-- MATERIAL SHOWN start --
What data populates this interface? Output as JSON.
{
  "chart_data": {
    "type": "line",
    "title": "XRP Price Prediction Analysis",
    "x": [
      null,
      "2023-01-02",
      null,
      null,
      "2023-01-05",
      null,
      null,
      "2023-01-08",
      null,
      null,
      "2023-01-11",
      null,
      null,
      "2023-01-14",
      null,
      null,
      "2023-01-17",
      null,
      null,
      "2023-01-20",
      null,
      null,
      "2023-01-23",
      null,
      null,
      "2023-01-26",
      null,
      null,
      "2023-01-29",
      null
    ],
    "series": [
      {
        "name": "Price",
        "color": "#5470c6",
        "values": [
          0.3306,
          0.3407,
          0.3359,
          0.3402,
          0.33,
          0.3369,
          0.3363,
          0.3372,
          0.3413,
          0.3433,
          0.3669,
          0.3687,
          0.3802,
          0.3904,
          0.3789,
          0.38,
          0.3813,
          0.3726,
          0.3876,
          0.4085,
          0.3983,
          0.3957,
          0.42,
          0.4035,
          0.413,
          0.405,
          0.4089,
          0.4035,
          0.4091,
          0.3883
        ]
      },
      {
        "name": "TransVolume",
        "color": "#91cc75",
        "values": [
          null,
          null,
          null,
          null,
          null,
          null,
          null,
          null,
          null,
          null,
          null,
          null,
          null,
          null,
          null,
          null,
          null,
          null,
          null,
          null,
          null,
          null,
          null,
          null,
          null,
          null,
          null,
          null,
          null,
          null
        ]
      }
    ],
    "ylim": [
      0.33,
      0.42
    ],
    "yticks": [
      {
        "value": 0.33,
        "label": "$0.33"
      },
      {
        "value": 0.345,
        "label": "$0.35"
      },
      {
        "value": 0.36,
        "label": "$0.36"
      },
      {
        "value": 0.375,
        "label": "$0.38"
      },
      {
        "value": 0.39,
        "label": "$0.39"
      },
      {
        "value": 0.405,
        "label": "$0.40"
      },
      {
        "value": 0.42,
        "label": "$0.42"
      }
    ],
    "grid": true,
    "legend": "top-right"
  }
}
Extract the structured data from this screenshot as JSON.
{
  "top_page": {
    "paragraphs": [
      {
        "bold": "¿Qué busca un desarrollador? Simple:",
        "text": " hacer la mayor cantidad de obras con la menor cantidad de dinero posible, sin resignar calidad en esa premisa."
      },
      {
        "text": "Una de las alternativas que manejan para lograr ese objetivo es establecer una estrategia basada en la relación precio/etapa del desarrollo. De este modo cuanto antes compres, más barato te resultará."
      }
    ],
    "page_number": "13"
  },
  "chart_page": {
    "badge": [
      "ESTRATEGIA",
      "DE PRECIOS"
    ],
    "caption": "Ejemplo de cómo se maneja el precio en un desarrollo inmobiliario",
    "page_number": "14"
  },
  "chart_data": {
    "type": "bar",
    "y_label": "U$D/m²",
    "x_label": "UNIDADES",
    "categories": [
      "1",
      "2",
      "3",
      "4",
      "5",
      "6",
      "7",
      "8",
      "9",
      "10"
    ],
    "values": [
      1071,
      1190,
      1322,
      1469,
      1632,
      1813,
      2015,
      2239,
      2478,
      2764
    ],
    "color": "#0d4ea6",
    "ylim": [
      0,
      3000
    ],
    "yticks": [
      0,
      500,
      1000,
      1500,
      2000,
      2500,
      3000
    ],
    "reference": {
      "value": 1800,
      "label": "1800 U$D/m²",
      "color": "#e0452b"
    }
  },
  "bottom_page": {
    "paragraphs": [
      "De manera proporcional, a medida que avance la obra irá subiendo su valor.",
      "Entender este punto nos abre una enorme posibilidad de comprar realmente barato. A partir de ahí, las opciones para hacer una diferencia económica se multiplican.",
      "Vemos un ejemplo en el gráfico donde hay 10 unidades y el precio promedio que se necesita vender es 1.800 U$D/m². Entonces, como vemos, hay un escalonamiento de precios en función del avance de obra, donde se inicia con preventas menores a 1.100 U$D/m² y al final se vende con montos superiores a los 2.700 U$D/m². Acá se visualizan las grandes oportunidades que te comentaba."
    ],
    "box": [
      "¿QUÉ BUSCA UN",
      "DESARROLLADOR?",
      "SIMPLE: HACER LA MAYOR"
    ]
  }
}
-- MATERIAL SHOWN end --
▶ _GIVEN REQUEST_: From the first line to the last, please quote the material above exactly.

▶ _RESULT FOR THIS EXERCISE_:
What data populates this interface? Output as JSON.
{
  "chart_data": {
    "type": "line",
    "title": "XRP Price Prediction Analysis",
    "x": [
      null,
      "2023-01-02",
      null,
      null,
      "2023-01-05",
      null,
      null,
      "2023-01-08",
      null,
      null,
      "2023-01-11",
      null,
      null,
      "2023-01-14",
      null,
      null,
      "2023-01-17",
      null,
      null,
      "2023-01-20",
      null,
      null,
      "2023-01-23",
      null,
      null,
      "2023-01-26",
      null,
      null,
      "2023-01-29",
      null
    ],
    "series": [
      {
        "name": "Price",
        "color": "#5470c6",
        "values": [
          0.3306,
          0.3407,
          0.3359,
          0.3402,
          0.33,
          0.3369,
          0.3363,
          0.3372,
          0.3413,
          0.3433,
          0.3669,
          0.3687,
          0.3802,
          0.3904,
          0.3789,
          0.38,
          0.3813,
          0.3726,
          0.3876,
          0.4085,
          0.3983,
          0.3957,
          0.42,
          0.4035,
          0.413,
          0.405,
          0.4089,
          0.4035,
          0.4091,
          0.3883
        ]
      },
      {
        "name": "TransVolume",
        "color": "#91cc75",
        "values": [
          null,
          null,
          null,
          null,
          null,
          null,
          null,
          null,
          null,
          null,
          null,
          null,
          null,
          null,
          null,
          null,
          null,
          null,
          null,
          null,
          null,
          null,
          null,
          null,
          null,
          null,
          null,
          null,
          null,
          null
        ]
      }
    ],
    "ylim": [
      0.33,
      0.42
    ],
    "yticks": [
      {
        "value": 0.33,
        "label": "$0.33"
      },
      {
        "value": 0.345,
        "label": "$0.35"
      },
      {
        "value": 0.36,
        "label": "$0.36"
      },
      {
        "value": 0.375,
        "label": "$0.38"
      },
      {
        "value": 0.39,
        "label": "$0.39"
      },
      {
        "value": 0.405,
        "label": "$0.40"
      },
      {
        "value": 0.42,
        "label": "$0.42"
      }
    ],
    "grid": true,
    "legend": "top-right"
  }
}
Extract the structured data from this screenshot as JSON.
{
  "top_page": {
    "paragraphs": [
      {
        "bold": "¿Qué busca un desarrollador? Simple:",
        "text": " hacer la mayor cantidad de obras con la menor cantidad de dinero posible, sin resignar calidad en esa premisa."
      },
      {
        "text": "Una de las alternativas que manejan para lograr ese objetivo es establecer una estrategia basada en la relación precio/etapa del desarrollo. De este modo cuanto antes compres, más barato te resultará."
      }
    ],
    "page_number": "13"
  },
  "chart_page": {
    "badge": [
      "ESTRATEGIA",
      "DE PRECIOS"
    ],
    "caption": "Ejemplo de cómo se maneja el precio en un desarrollo inmobiliario",
    "page_number": "14"
  },
  "chart_data": {
    "type": "bar",
    "y_label": "U$D/m²",
    "x_label": "UNIDADES",
    "categories": [
      "1",
      "2",
      "3",
      "4",
      "5",
      "6",
      "7",
      "8",
      "9",
      "10"
    ],
    "values": [
      1071,
      1190,
      1322,
      1469,
      1632,
      1813,
      2015,
      2239,
      2478,
      2764
    ],
    "color": "#0d4ea6",
    "ylim": [
      0,
      3000
    ],
    "yticks": [
      0,
      500,
      1000,
      1500,
      2000,
      2500,
      3000
    ],
    "reference": {
      "value": 1800,
      "label": "1800 U$D/m²",
      "color": "#e0452b"
    }
  },
  "bottom_page": {
    "paragraphs": [
      "De manera proporcional, a medida que avance la obra irá subiendo su valor.",
      "Entender este punto nos abre una enorme posibilidad de comprar realmente barato. A partir de ahí, las opciones para hacer una diferencia económica se multiplican.",
      "Vemos un ejemplo en el gráfico donde hay 10 unidades y el precio promedio que se necesita vender es 1.800 U$D/m². Entonces, como vemos, hay un escalonamiento de precios en función del avance de obra, donde se inicia con preventas menores a 1.100 U$D/m² y al final se vende con montos superiores a los 2.700 U$D/m². Acá se visualizan las grandes oportunidades que te comentaba."
    ],
    "box": [
      "¿QUÉ BUSCA UN",
      "DESARROLLADOR?",
      "SIMPLE: HACER LA MAYOR"
    ]
  }
}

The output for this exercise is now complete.